Но кто же в нем самом противостоит ему? Что это за таинственная часть его личности, скрывавшаяся за образами отца и матери и так долго заставлявшая его верить, что причина недуга некогда внедрилась в него извне? Эта часть является противоположностью его сознательной установки и не даст ему покоя и будет мешать до тех пор, пока он ее не примет. Разумеется, для молодых людей может оказаться достаточно освобождения от прошлого, поскольку перед ними простирается манящее, богатое возможностями будущее. Стоит лишь разорвать некоторые узы, и жажда жизни довершит все остальное. Однако перед нами возникает совсем иная задача, когда мы имеем дело с людьми, у которых уже большая часть жизни позади и которым уже не только не высвечиваются какие-либо заманчивые возможности в будущем, но ждут все те же давно надоевшие обязанности и сомнительные удовольствия приближающейся старости.

* _Задание_:
Что, согласно приведённому тексту, может оказаться достаточным для молодых людей?

Записи коллекции
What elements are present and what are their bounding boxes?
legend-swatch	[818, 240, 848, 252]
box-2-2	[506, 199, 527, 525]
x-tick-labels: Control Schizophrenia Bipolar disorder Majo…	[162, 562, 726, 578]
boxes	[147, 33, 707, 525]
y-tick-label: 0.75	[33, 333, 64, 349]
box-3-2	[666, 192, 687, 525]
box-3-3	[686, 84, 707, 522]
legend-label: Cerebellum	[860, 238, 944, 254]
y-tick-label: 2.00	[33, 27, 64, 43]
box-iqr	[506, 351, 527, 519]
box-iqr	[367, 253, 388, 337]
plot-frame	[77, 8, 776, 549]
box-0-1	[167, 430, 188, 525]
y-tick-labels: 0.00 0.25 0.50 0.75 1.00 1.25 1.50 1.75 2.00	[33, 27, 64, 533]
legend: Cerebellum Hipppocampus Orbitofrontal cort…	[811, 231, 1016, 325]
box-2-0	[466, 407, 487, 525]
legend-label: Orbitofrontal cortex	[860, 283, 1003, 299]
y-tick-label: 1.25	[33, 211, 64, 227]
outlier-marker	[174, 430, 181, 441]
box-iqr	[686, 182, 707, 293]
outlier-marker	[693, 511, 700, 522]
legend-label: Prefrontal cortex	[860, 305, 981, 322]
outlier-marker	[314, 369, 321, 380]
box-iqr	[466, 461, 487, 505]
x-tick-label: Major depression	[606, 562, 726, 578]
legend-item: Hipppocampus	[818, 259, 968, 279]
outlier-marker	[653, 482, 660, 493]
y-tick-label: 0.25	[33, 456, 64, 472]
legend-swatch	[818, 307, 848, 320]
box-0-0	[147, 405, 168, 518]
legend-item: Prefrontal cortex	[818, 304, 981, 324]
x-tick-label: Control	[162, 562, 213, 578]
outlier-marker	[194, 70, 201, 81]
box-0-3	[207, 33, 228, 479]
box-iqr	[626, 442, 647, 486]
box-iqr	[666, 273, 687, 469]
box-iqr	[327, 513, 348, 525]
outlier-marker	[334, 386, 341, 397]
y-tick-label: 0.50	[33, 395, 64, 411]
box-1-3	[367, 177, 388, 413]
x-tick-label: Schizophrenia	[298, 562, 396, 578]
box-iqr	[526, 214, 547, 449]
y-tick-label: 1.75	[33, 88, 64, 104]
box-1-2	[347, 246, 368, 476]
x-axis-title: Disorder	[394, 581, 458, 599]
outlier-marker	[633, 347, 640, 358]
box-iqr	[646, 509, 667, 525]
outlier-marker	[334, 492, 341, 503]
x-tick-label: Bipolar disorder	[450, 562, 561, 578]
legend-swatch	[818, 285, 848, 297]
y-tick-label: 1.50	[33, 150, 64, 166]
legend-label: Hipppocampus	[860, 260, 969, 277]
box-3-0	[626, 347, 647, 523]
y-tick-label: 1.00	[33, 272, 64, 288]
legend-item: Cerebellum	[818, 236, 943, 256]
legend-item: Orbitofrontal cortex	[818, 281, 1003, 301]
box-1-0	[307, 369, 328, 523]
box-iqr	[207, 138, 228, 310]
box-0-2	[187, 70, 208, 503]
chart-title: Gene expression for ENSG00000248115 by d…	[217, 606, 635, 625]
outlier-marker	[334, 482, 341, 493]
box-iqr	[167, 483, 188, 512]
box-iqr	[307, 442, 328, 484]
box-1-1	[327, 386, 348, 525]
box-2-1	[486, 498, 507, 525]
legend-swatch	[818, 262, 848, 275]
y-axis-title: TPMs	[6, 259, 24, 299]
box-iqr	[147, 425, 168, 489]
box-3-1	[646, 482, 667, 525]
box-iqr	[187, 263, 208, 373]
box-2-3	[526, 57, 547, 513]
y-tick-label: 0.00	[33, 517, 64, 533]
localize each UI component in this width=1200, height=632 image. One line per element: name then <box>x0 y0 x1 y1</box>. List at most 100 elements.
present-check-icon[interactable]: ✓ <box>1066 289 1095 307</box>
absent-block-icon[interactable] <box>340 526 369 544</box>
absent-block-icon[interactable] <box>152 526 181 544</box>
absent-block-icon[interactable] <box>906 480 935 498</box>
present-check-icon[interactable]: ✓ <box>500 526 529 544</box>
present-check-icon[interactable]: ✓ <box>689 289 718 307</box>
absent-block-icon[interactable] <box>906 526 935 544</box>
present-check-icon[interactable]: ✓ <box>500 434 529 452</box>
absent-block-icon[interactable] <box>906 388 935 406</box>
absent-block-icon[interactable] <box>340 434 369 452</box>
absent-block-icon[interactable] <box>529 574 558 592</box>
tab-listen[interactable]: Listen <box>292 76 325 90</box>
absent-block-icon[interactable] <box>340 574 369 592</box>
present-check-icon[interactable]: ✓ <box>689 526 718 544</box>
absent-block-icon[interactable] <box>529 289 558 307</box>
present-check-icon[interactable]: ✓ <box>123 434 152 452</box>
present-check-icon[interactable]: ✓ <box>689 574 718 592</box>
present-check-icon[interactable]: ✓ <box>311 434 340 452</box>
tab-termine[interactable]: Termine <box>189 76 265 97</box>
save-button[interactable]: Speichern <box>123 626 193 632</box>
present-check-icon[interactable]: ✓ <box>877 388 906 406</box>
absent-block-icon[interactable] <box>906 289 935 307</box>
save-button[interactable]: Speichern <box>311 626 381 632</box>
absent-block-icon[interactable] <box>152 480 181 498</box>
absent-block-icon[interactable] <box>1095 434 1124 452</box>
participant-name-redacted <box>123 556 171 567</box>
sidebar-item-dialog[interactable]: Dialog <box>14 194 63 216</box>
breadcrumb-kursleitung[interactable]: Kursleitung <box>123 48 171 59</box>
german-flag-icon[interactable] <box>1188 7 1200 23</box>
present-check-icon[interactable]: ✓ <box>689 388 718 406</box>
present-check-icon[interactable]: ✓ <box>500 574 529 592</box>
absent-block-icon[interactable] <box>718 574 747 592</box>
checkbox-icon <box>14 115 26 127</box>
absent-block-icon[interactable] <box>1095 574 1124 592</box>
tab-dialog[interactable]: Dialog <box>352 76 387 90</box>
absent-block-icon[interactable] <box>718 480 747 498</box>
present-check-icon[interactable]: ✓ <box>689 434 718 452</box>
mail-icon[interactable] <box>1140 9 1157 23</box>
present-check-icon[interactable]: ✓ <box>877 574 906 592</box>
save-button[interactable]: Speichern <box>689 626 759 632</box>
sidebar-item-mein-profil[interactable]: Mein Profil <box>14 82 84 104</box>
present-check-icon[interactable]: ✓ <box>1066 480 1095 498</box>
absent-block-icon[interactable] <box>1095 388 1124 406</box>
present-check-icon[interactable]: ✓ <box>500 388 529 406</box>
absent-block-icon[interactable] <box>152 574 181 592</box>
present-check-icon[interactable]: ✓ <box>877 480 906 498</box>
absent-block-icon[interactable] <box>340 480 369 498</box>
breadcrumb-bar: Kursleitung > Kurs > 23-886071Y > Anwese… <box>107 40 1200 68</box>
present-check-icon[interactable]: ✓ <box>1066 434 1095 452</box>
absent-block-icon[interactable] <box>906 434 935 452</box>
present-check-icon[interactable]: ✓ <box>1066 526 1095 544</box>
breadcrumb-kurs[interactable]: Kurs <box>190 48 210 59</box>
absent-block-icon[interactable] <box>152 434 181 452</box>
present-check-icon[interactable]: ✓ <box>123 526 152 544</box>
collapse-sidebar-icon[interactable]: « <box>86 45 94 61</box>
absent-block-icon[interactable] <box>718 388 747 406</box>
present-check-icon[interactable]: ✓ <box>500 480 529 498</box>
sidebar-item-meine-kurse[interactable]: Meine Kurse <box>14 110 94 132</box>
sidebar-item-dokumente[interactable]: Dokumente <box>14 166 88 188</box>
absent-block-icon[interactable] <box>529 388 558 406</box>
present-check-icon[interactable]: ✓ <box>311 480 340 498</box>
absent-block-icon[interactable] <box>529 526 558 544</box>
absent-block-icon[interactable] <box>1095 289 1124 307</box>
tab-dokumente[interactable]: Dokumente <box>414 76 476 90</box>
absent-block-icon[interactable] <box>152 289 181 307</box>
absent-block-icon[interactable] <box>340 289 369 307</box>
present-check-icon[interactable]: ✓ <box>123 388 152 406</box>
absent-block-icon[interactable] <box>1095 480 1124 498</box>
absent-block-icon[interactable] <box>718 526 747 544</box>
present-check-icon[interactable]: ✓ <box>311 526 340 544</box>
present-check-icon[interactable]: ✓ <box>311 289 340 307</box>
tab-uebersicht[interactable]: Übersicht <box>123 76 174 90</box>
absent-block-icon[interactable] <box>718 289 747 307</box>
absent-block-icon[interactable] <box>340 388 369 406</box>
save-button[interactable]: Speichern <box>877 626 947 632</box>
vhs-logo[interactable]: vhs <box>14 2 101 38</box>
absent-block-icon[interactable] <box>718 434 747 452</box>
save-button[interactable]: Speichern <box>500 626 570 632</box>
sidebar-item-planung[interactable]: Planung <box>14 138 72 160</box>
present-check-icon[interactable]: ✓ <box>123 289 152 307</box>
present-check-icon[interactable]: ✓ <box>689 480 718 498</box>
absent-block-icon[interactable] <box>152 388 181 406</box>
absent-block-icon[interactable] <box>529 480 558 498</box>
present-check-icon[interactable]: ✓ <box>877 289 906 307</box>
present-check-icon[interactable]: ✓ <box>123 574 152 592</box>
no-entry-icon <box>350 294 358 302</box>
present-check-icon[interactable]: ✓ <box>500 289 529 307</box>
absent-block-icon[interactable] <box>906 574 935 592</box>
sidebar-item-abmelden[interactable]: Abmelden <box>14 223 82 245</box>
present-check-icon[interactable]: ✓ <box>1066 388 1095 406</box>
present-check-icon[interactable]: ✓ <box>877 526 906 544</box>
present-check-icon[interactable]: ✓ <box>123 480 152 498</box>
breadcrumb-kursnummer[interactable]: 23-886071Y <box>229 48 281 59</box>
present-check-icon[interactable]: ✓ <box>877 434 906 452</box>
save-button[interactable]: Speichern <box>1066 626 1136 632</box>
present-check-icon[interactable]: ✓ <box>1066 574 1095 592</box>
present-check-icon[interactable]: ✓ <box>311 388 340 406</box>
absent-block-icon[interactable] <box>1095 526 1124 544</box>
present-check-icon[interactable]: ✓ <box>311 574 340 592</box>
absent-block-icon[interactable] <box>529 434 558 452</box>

* _Письменный ответ_:
Для молодых людей может оказаться достаточно освобождения от прошлого.